→ INSTRUCTIONS FOR THE TASK: Go through the listing below and list every line with "chemical".

*****

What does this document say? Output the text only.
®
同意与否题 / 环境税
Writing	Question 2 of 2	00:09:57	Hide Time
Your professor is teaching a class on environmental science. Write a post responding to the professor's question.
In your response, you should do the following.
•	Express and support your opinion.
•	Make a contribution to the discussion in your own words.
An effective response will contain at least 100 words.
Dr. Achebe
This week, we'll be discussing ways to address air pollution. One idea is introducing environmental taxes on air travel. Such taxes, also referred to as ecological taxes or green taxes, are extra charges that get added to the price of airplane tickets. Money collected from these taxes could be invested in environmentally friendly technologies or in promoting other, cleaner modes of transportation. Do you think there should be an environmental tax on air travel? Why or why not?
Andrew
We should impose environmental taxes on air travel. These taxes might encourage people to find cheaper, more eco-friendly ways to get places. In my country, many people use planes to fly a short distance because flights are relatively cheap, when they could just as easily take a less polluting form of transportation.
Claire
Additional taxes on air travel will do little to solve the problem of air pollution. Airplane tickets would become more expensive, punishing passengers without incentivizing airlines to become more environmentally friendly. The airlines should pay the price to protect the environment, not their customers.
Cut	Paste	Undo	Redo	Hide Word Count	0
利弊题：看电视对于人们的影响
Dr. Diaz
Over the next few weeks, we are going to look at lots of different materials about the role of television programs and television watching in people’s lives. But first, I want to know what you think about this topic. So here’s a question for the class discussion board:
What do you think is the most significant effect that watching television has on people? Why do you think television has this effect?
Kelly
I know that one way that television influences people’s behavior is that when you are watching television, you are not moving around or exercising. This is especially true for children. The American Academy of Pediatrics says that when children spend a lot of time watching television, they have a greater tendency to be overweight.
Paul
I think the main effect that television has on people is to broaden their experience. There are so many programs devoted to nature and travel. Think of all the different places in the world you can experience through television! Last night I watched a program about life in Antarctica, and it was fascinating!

*****

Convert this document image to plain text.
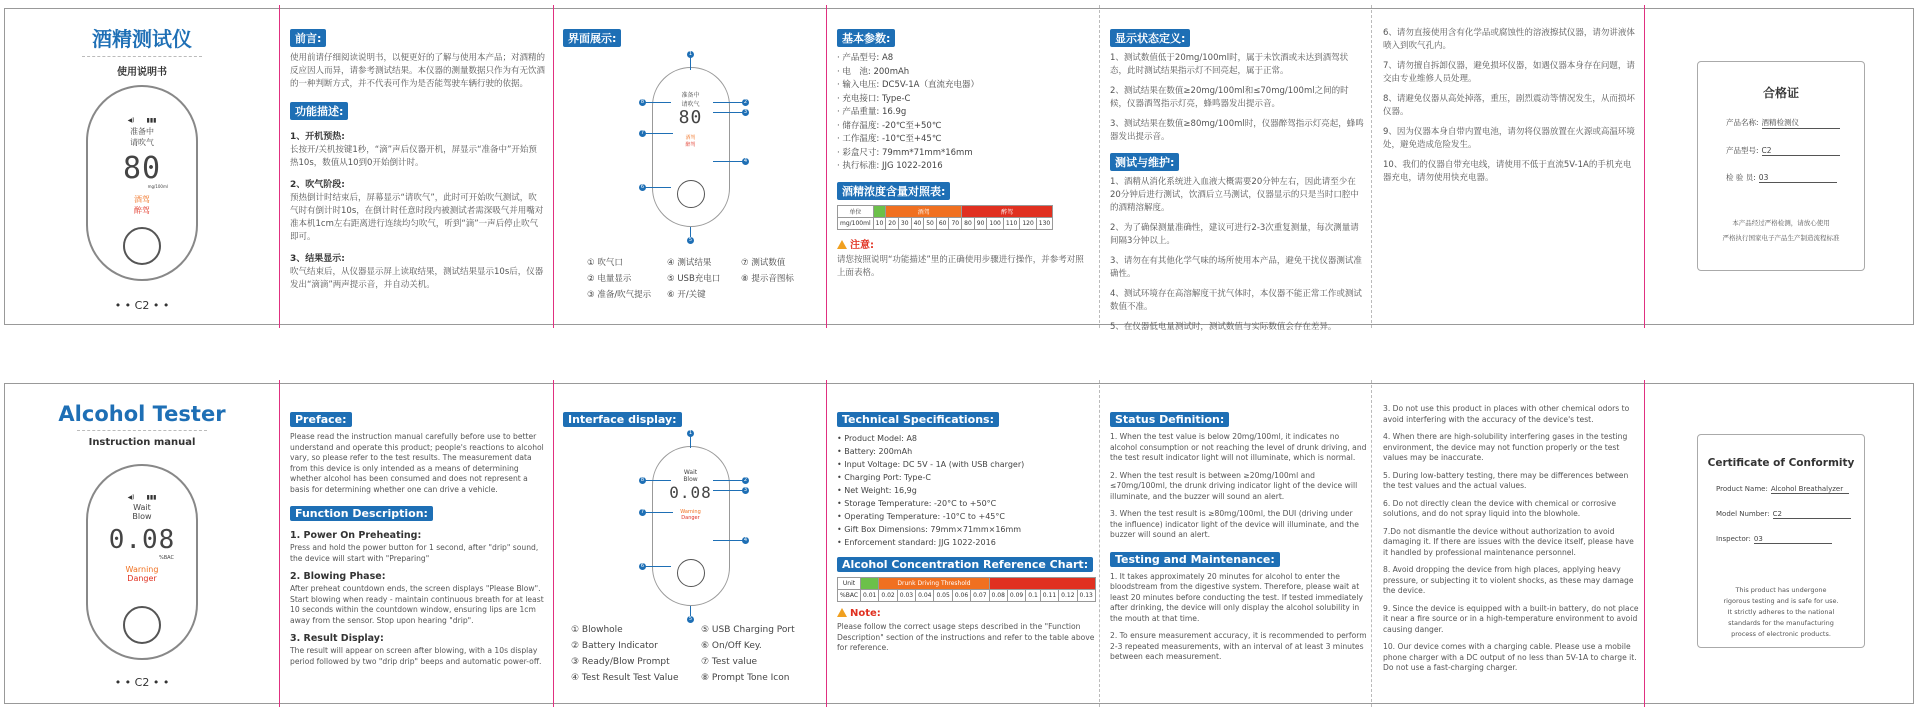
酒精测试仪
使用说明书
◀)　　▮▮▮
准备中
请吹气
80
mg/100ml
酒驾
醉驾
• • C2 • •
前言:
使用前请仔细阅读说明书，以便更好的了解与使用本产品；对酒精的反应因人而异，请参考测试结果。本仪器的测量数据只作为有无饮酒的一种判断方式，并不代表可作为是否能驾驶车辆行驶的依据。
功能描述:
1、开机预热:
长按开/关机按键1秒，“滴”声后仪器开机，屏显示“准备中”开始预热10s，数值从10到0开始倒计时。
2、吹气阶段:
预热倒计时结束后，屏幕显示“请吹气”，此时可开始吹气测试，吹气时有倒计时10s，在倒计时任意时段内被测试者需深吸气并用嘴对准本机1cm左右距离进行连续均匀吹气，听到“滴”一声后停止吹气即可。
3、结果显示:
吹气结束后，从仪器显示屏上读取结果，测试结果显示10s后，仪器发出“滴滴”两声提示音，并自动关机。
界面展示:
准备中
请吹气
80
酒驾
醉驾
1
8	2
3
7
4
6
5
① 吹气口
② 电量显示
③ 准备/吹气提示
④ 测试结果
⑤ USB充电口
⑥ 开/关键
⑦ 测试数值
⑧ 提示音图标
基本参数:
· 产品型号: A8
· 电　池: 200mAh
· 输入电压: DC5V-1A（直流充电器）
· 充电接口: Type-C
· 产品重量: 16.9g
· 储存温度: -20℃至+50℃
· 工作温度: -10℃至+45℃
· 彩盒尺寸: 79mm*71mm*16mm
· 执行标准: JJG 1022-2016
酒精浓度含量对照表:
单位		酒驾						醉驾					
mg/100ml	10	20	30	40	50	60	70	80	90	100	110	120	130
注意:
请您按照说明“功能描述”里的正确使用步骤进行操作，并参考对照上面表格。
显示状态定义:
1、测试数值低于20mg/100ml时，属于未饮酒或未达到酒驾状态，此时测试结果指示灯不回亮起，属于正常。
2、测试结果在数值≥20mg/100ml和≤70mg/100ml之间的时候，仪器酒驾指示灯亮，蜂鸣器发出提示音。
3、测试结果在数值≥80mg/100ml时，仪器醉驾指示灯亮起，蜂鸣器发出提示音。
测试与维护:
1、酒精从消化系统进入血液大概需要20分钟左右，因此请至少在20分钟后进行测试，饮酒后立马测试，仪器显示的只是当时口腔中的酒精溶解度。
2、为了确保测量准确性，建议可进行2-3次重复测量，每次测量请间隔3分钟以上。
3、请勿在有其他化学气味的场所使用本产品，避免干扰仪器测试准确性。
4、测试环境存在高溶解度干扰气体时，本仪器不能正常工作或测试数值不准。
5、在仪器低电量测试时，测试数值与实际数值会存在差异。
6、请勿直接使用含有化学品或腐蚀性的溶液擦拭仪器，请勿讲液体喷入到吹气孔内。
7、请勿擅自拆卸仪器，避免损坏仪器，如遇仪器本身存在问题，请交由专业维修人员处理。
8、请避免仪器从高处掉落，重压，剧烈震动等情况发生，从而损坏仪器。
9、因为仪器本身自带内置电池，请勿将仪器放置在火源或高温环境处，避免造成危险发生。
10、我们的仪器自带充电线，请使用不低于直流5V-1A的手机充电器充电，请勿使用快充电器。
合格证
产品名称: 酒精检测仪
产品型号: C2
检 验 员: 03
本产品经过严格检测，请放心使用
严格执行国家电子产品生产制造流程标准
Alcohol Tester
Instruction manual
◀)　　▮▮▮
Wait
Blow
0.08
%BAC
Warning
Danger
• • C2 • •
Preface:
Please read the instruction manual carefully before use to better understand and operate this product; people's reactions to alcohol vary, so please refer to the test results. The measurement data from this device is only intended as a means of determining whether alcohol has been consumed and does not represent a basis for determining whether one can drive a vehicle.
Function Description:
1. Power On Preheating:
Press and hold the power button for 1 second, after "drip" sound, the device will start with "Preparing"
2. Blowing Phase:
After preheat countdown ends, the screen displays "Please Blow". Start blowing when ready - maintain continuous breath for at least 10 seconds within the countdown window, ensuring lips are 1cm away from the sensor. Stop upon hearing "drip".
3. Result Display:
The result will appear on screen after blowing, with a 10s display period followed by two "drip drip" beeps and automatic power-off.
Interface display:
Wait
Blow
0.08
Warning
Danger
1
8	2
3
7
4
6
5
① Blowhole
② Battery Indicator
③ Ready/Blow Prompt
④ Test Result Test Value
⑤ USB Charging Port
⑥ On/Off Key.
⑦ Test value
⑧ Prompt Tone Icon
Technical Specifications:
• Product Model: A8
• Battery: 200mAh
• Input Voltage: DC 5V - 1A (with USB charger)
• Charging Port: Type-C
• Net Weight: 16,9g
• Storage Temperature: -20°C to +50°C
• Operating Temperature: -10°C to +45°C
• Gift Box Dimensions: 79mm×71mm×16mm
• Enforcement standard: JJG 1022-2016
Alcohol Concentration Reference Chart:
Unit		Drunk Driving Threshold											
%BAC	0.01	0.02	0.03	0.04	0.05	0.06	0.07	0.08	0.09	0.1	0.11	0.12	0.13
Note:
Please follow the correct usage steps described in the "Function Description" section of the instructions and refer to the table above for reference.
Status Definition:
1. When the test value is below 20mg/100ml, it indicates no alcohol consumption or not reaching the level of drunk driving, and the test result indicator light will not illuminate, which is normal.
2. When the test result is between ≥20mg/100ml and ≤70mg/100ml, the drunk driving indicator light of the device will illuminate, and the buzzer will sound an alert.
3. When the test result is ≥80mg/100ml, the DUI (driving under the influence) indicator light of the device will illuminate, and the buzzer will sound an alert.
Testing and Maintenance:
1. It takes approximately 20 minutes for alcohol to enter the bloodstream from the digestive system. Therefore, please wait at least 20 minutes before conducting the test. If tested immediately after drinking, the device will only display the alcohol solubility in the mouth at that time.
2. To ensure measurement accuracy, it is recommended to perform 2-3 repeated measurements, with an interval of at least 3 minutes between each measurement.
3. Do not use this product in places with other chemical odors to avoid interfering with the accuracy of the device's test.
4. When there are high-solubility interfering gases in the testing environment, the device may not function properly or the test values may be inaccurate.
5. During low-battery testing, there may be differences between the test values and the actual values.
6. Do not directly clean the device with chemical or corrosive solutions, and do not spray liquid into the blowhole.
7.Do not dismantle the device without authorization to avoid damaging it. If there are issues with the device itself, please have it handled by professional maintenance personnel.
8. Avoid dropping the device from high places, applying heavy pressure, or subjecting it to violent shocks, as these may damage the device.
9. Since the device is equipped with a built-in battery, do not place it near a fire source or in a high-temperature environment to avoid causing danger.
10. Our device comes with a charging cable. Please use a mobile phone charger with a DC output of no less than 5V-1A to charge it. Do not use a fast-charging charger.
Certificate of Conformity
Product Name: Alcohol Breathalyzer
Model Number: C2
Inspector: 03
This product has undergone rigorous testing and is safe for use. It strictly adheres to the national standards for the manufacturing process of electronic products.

*****

→ SOLUTION TO THIS TASK:
3. Do not use this product in places with other chemical odors to avoid interfering with the accuracy of the device's test.
6. Do not directly clean the device with chemical or corrosive solutions, and do not spray liquid into the blowhole.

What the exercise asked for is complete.